start

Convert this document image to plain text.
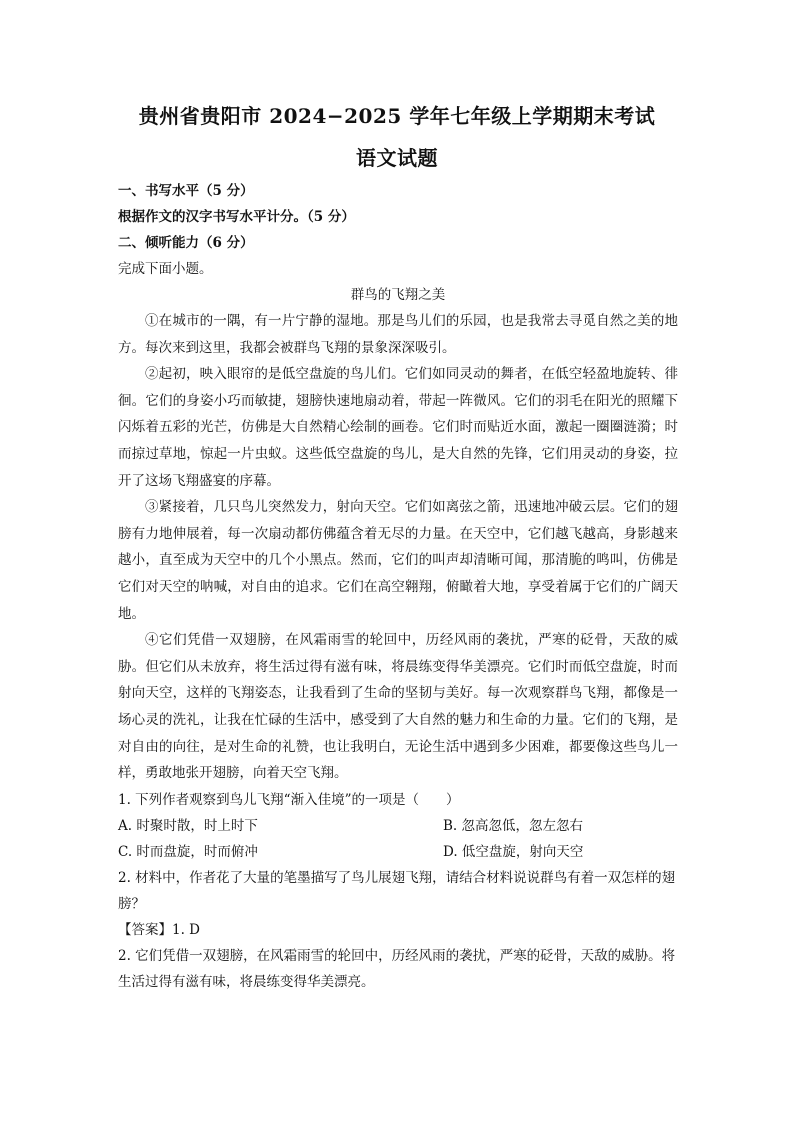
贵州省贵阳市 2024−2025 学年七年级上学期期末考试
语文试题
一、书写水平（5 分）
根据作文的汉字书写水平计分。（5 分）
二、倾听能力（6 分）
完成下面小题。
群鸟的飞翔之美

①在城市的一隅，有一片宁静的湿地。那是鸟儿们的乐园，也是我常去寻觅自然之美的地方。每次来到这里，我都会被群鸟飞翔的景象深深吸引。

②起初，映入眼帘的是低空盘旋的鸟儿们。它们如同灵动的舞者，在低空轻盈地旋转、徘徊。它们的身姿小巧而敏捷，翅膀快速地扇动着，带起一阵微风。它们的羽毛在阳光的照耀下闪烁着五彩的光芒，仿佛是大自然精心绘制的画卷。它们时而贴近水面，激起一圈圈涟漪；时而掠过草地，惊起一片虫蚁。这些低空盘旋的鸟儿，是大自然的先锋，它们用灵动的身姿，拉开了这场飞翔盛宴的序幕。

③紧接着，几只鸟儿突然发力，射向天空。它们如离弦之箭，迅速地冲破云层。它们的翅膀有力地伸展着，每一次扇动都仿佛蕴含着无尽的力量。在天空中，它们越飞越高，身影越来越小，直至成为天空中的几个小黑点。然而，它们的叫声却清晰可闻，那清脆的鸣叫，仿佛是它们对天空的呐喊，对自由的追求。它们在高空翱翔，俯瞰着大地，享受着属于它们的广阔天地。

④它们凭借一双翅膀，在风霜雨雪的轮回中，历经风雨的袭扰，严寒的砭骨，天敌的威胁。但它们从未放弃，将生活过得有滋有味，将晨练变得华美漂亮。它们时而低空盘旋，时而射向天空，这样的飞翔姿态，让我看到了生命的坚韧与美好。每一次观察群鸟飞翔，都像是一场心灵的洗礼，让我在忙碌的生活中，感受到了大自然的魅力和生命的力量。它们的飞翔，是对自由的向往，是对生命的礼赞，也让我明白，无论生活中遇到多少困难，都要像这些鸟儿一样，勇敢地张开翅膀，向着天空飞翔。

1. 下列作者观察到鸟儿飞翔“渐入佳境”的一项是（　　）
A. 时聚时散，时上时下	B. 忽高忽低，忽左忽右
C. 时而盘旋，时而俯冲	D. 低空盘旋，射向天空
2. 材料中，作者花了大量的笔墨描写了鸟儿展翅飞翔，请结合材料说说群鸟有着一双怎样的翅膀？
【答案】1. D
2. 它们凭借一双翅膀，在风霜雨雪的轮回中，历经风雨的袭扰，严寒的砭骨，天敌的威胁。将生活过得有滋有味，将晨练变得华美漂亮。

end

:: Directions ::
Copy the listing over exactly, skipping the pictures it holds.

:: In response ::
Convert this document image to plain text.
贵州省贵阳市 2024−2025 学年七年级上学期期末考试
语文试题
一、书写水平（5 分）
根据作文的汉字书写水平计分。（5 分）
二、倾听能力（6 分）
完成下面小题。
群鸟的飞翔之美

①在城市的一隅，有一片宁静的湿地。那是鸟儿们的乐园，也是我常去寻觅自然之美的地方。每次来到这里，我都会被群鸟飞翔的景象深深吸引。

②起初，映入眼帘的是低空盘旋的鸟儿们。它们如同灵动的舞者，在低空轻盈地旋转、徘徊。它们的身姿小巧而敏捷，翅膀快速地扇动着，带起一阵微风。它们的羽毛在阳光的照耀下闪烁着五彩的光芒，仿佛是大自然精心绘制的画卷。它们时而贴近水面，激起一圈圈涟漪；时而掠过草地，惊起一片虫蚁。这些低空盘旋的鸟儿，是大自然的先锋，它们用灵动的身姿，拉开了这场飞翔盛宴的序幕。

③紧接着，几只鸟儿突然发力，射向天空。它们如离弦之箭，迅速地冲破云层。它们的翅膀有力地伸展着，每一次扇动都仿佛蕴含着无尽的力量。在天空中，它们越飞越高，身影越来越小，直至成为天空中的几个小黑点。然而，它们的叫声却清晰可闻，那清脆的鸣叫，仿佛是它们对天空的呐喊，对自由的追求。它们在高空翱翔，俯瞰着大地，享受着属于它们的广阔天地。

④它们凭借一双翅膀，在风霜雨雪的轮回中，历经风雨的袭扰，严寒的砭骨，天敌的威胁。但它们从未放弃，将生活过得有滋有味，将晨练变得华美漂亮。它们时而低空盘旋，时而射向天空，这样的飞翔姿态，让我看到了生命的坚韧与美好。每一次观察群鸟飞翔，都像是一场心灵的洗礼，让我在忙碌的生活中，感受到了大自然的魅力和生命的力量。它们的飞翔，是对自由的向往，是对生命的礼赞，也让我明白，无论生活中遇到多少困难，都要像这些鸟儿一样，勇敢地张开翅膀，向着天空飞翔。

1. 下列作者观察到鸟儿飞翔“渐入佳境”的一项是（　　）
A. 时聚时散，时上时下	B. 忽高忽低，忽左忽右
C. 时而盘旋，时而俯冲	D. 低空盘旋，射向天空
2. 材料中，作者花了大量的笔墨描写了鸟儿展翅飞翔，请结合材料说说群鸟有着一双怎样的翅膀？
【答案】1. D
2. 它们凭借一双翅膀，在风霜雨雪的轮回中，历经风雨的袭扰，严寒的砭骨，天敌的威胁。将生活过得有滋有味，将晨练变得华美漂亮。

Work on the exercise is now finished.